_Job_. Each line of the material below that holds the word "верстаю" needs to be copied.
%%
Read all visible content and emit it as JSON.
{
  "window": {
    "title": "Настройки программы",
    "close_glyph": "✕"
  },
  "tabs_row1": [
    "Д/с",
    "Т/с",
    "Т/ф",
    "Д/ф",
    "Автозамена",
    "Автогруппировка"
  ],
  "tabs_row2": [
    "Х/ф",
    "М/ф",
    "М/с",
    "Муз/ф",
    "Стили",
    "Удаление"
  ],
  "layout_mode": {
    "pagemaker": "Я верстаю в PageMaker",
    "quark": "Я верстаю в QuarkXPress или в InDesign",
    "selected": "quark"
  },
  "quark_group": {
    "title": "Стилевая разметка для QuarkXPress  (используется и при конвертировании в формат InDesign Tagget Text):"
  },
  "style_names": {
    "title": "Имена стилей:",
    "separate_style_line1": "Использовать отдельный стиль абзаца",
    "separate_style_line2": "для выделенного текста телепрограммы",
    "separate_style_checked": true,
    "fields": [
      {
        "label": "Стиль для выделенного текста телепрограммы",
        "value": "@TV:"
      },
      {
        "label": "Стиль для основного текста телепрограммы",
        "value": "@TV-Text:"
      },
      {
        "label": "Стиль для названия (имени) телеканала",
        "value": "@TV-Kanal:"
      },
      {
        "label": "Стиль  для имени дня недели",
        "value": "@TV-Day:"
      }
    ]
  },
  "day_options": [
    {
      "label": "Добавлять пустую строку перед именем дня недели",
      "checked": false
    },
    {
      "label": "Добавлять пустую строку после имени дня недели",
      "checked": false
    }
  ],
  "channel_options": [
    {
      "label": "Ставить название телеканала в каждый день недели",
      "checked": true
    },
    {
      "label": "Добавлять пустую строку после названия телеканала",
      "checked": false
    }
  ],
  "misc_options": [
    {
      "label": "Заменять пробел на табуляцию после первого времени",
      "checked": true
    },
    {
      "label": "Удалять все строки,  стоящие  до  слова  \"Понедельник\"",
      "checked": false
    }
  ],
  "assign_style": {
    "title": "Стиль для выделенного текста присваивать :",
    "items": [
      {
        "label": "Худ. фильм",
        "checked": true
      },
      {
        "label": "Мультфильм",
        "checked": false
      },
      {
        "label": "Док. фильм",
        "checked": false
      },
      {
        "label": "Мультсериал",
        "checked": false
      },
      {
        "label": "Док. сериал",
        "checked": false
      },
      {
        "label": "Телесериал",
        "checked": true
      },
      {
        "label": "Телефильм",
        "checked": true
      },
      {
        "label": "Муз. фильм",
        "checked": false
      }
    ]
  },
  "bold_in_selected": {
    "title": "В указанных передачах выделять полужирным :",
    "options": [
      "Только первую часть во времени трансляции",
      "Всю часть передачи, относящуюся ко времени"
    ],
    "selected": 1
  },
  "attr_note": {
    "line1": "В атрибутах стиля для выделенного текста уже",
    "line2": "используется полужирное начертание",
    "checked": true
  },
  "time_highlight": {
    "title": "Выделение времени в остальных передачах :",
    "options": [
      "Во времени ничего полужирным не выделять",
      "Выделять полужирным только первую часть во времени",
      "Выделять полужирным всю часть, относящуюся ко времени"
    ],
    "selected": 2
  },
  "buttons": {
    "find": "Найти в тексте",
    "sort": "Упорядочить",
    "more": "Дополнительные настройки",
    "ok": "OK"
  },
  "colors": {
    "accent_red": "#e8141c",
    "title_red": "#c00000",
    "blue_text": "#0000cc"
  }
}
%%
_Written answer_.
    "pagemaker": "Я верстаю в PageMaker",
    "quark": "Я верстаю в QuarkXPress или в InDesign",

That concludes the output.